▶ Prompt
Using the data below, copy each line that includes the word "name".

(Structured figure records)
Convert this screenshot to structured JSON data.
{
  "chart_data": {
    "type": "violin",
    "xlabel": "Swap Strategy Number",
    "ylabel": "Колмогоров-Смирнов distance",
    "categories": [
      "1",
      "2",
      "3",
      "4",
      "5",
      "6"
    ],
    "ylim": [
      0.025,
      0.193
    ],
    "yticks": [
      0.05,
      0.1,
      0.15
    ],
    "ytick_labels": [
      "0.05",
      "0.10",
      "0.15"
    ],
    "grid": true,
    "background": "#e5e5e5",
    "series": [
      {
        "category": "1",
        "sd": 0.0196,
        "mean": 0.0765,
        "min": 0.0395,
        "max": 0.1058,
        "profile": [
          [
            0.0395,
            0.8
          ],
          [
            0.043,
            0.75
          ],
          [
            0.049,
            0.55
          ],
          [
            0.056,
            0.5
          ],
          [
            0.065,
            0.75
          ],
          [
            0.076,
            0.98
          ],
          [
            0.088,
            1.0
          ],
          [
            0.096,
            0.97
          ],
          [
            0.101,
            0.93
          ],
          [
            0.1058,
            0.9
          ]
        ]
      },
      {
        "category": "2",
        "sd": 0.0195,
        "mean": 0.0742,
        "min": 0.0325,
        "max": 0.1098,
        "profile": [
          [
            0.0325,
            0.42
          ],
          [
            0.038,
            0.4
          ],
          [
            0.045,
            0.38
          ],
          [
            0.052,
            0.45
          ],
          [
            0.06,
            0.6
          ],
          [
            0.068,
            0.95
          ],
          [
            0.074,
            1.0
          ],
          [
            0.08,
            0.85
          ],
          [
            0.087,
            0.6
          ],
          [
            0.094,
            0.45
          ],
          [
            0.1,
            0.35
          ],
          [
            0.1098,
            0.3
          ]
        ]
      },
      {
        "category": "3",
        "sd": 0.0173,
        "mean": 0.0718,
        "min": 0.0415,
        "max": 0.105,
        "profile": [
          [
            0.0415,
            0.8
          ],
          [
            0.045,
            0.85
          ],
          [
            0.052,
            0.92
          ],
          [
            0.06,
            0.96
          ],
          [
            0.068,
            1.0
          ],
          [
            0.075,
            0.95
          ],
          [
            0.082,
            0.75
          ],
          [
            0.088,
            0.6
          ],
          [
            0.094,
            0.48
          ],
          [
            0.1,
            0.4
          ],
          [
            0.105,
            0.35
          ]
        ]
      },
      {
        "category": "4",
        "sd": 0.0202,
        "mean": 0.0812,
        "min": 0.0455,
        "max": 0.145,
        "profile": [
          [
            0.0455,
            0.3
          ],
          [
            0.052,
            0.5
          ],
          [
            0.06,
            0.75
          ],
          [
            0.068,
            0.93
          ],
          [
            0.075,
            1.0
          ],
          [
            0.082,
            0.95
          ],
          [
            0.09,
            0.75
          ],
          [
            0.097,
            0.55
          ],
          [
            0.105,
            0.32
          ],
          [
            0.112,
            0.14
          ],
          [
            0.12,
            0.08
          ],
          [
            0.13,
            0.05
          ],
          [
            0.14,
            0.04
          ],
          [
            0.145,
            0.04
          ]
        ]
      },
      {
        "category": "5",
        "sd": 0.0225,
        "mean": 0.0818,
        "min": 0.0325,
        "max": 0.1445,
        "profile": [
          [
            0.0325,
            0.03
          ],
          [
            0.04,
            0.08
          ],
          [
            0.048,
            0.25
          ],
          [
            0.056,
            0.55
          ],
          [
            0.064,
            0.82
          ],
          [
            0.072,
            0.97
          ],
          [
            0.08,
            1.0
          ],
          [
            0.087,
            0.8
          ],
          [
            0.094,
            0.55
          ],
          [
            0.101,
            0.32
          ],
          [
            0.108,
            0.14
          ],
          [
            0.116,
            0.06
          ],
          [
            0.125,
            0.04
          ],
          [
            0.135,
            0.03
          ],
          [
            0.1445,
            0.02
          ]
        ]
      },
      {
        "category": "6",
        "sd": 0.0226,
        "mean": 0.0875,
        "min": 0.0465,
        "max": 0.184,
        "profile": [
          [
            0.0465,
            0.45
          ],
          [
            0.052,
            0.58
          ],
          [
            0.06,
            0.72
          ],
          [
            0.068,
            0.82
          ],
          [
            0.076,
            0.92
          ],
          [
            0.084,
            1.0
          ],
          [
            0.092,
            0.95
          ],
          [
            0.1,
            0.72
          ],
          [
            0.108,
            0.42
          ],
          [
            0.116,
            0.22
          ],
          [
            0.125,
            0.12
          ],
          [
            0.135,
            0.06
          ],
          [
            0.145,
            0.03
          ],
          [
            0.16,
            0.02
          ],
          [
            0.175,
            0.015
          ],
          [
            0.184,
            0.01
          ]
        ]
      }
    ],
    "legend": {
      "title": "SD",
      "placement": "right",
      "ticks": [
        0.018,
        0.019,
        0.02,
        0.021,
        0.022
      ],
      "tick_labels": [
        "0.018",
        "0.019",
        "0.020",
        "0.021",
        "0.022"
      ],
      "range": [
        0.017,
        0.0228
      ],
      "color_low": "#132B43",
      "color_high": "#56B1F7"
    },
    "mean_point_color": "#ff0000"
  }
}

==

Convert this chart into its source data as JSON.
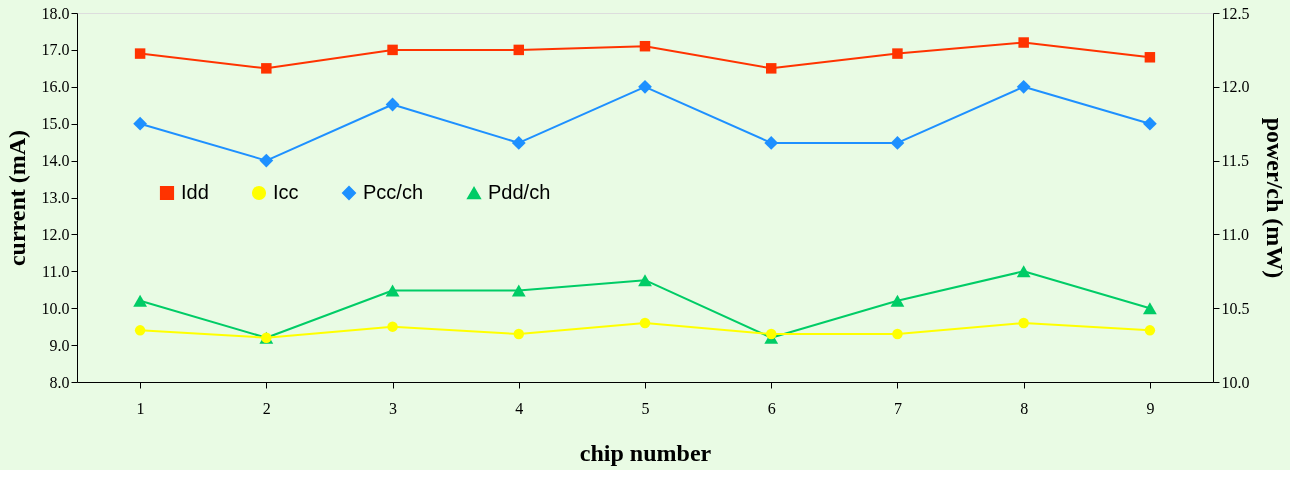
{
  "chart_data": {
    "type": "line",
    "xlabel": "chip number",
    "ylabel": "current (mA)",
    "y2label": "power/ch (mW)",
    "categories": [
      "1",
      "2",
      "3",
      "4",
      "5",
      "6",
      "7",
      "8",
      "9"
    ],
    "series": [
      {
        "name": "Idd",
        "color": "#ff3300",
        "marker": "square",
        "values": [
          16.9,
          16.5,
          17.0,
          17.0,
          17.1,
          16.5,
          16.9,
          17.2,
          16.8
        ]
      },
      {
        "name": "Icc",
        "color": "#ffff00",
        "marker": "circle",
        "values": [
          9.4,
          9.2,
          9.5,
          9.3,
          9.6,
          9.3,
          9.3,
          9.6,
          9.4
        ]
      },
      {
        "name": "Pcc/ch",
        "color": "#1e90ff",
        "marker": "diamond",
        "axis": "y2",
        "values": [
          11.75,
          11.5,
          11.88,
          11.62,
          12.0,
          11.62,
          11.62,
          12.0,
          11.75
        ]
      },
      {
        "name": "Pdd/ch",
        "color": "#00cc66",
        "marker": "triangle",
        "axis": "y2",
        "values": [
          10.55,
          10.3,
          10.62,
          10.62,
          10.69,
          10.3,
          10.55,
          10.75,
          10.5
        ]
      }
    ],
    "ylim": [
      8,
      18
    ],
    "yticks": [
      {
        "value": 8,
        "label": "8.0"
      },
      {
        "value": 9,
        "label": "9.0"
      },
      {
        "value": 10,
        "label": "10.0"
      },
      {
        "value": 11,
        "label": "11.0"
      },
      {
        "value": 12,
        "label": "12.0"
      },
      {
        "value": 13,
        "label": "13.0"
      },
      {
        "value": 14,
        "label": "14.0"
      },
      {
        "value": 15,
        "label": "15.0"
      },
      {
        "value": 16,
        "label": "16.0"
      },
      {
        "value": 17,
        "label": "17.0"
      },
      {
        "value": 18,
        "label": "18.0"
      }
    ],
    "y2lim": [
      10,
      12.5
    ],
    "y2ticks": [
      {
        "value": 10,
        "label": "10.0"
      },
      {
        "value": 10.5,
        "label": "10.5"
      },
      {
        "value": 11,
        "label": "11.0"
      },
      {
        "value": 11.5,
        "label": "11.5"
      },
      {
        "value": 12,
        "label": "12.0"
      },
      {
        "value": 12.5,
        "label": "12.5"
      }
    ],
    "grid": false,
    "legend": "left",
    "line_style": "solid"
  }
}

▶ Output below
        "name": "Idd",
        "name": "Icc",
        "name": "Pcc/ch",
        "name": "Pdd/ch",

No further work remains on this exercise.